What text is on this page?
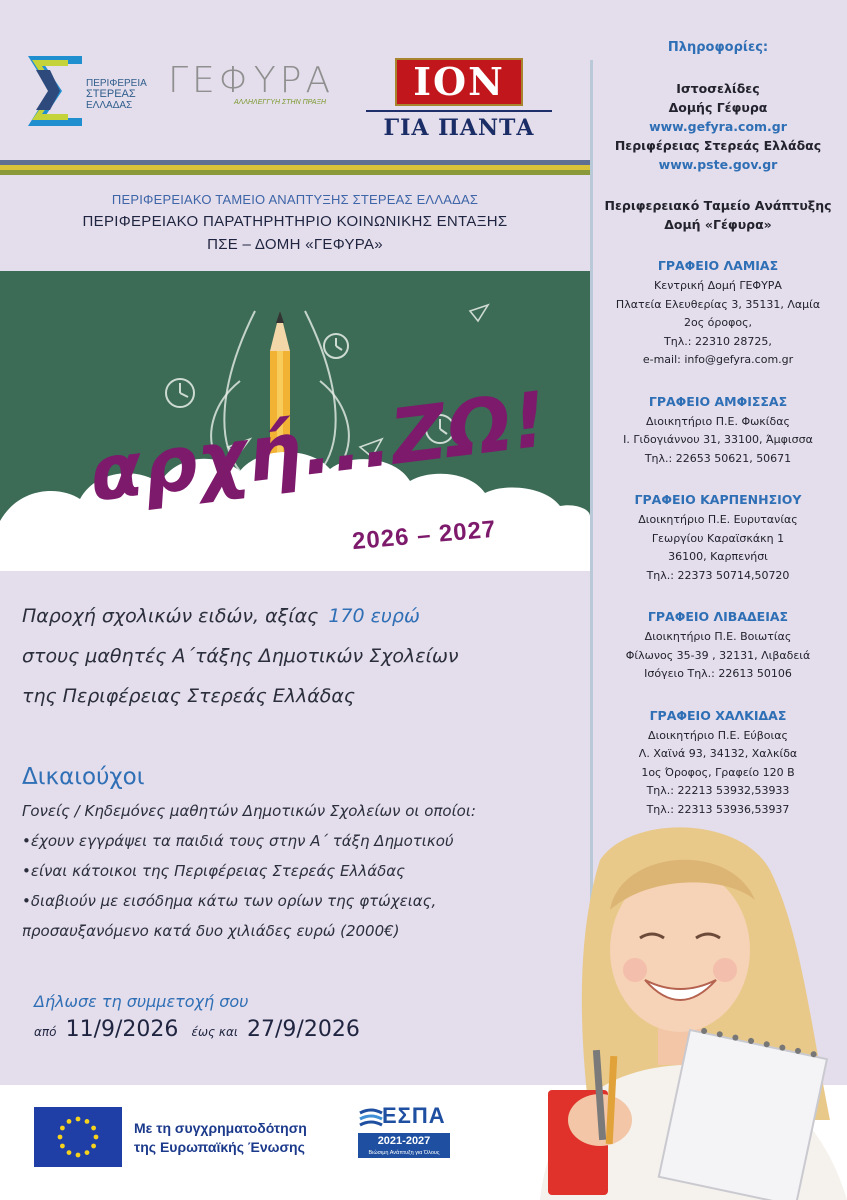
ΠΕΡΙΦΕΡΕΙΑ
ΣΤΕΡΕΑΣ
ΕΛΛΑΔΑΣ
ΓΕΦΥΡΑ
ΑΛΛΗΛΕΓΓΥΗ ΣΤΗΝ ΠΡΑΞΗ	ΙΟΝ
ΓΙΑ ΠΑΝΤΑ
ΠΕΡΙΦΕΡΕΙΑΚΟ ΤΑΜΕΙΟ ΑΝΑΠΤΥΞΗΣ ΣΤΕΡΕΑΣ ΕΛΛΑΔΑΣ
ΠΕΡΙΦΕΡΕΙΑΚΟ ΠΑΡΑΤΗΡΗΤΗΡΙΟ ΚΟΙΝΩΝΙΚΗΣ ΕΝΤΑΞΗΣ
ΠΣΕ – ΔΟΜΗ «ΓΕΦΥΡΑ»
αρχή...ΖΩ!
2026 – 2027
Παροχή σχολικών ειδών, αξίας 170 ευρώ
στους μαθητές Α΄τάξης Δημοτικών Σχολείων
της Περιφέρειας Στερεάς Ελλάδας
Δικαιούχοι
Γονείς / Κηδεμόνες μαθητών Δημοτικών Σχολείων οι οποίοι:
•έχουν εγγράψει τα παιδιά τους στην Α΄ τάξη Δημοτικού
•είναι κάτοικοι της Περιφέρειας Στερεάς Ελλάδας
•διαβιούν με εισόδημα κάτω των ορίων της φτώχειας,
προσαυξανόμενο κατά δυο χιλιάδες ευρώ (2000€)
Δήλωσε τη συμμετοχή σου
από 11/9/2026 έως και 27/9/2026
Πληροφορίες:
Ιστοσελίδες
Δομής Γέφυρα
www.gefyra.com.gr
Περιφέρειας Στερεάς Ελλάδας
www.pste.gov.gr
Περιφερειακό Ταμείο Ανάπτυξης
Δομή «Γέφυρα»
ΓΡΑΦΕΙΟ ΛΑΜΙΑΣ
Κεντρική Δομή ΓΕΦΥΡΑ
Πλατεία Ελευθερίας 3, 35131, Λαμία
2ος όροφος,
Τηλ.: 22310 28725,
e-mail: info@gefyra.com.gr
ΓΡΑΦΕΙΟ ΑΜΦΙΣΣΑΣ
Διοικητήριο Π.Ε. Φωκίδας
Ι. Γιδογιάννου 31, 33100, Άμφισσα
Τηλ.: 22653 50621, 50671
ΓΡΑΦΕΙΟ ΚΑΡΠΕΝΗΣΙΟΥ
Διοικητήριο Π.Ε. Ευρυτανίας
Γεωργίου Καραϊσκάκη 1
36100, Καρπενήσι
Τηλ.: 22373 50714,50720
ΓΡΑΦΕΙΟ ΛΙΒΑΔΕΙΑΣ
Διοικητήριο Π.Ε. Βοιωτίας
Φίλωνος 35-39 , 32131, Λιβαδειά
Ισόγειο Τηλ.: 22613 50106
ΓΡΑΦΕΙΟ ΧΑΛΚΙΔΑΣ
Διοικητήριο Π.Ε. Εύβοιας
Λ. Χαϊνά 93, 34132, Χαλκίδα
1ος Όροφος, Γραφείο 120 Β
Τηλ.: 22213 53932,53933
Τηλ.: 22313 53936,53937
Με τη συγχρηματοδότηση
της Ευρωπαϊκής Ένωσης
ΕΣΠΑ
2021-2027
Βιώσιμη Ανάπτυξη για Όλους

▶ [Request]:
Repeat the data in full and exactly. Omit pictures.

▶ [Exercise response]:
What text is on this page?
ΠΕΡΙΦΕΡΕΙΑ
ΣΤΕΡΕΑΣ
ΕΛΛΑΔΑΣ
ΓΕΦΥΡΑ
ΑΛΛΗΛΕΓΓΥΗ ΣΤΗΝ ΠΡΑΞΗ	ΙΟΝ
ΓΙΑ ΠΑΝΤΑ
ΠΕΡΙΦΕΡΕΙΑΚΟ ΤΑΜΕΙΟ ΑΝΑΠΤΥΞΗΣ ΣΤΕΡΕΑΣ ΕΛΛΑΔΑΣ
ΠΕΡΙΦΕΡΕΙΑΚΟ ΠΑΡΑΤΗΡΗΤΗΡΙΟ ΚΟΙΝΩΝΙΚΗΣ ΕΝΤΑΞΗΣ
ΠΣΕ – ΔΟΜΗ «ΓΕΦΥΡΑ»
αρχή...ΖΩ!
2026 – 2027
Παροχή σχολικών ειδών, αξίας 170 ευρώ
στους μαθητές Α΄τάξης Δημοτικών Σχολείων
της Περιφέρειας Στερεάς Ελλάδας
Δικαιούχοι
Γονείς / Κηδεμόνες μαθητών Δημοτικών Σχολείων οι οποίοι:
•έχουν εγγράψει τα παιδιά τους στην Α΄ τάξη Δημοτικού
•είναι κάτοικοι της Περιφέρειας Στερεάς Ελλάδας
•διαβιούν με εισόδημα κάτω των ορίων της φτώχειας,
προσαυξανόμενο κατά δυο χιλιάδες ευρώ (2000€)
Δήλωσε τη συμμετοχή σου
από 11/9/2026 έως και 27/9/2026
Πληροφορίες:
Ιστοσελίδες
Δομής Γέφυρα
www.gefyra.com.gr
Περιφέρειας Στερεάς Ελλάδας
www.pste.gov.gr
Περιφερειακό Ταμείο Ανάπτυξης
Δομή «Γέφυρα»
ΓΡΑΦΕΙΟ ΛΑΜΙΑΣ
Κεντρική Δομή ΓΕΦΥΡΑ
Πλατεία Ελευθερίας 3, 35131, Λαμία
2ος όροφος,
Τηλ.: 22310 28725,
e-mail: info@gefyra.com.gr
ΓΡΑΦΕΙΟ ΑΜΦΙΣΣΑΣ
Διοικητήριο Π.Ε. Φωκίδας
Ι. Γιδογιάννου 31, 33100, Άμφισσα
Τηλ.: 22653 50621, 50671
ΓΡΑΦΕΙΟ ΚΑΡΠΕΝΗΣΙΟΥ
Διοικητήριο Π.Ε. Ευρυτανίας
Γεωργίου Καραϊσκάκη 1
36100, Καρπενήσι
Τηλ.: 22373 50714,50720
ΓΡΑΦΕΙΟ ΛΙΒΑΔΕΙΑΣ
Διοικητήριο Π.Ε. Βοιωτίας
Φίλωνος 35-39 , 32131, Λιβαδειά
Ισόγειο Τηλ.: 22613 50106
ΓΡΑΦΕΙΟ ΧΑΛΚΙΔΑΣ
Διοικητήριο Π.Ε. Εύβοιας
Λ. Χαϊνά 93, 34132, Χαλκίδα
1ος Όροφος, Γραφείο 120 Β
Τηλ.: 22213 53932,53933
Τηλ.: 22313 53936,53937
Με τη συγχρηματοδότηση
της Ευρωπαϊκής Ένωσης
ΕΣΠΑ
2021-2027
Βιώσιμη Ανάπτυξη για Όλους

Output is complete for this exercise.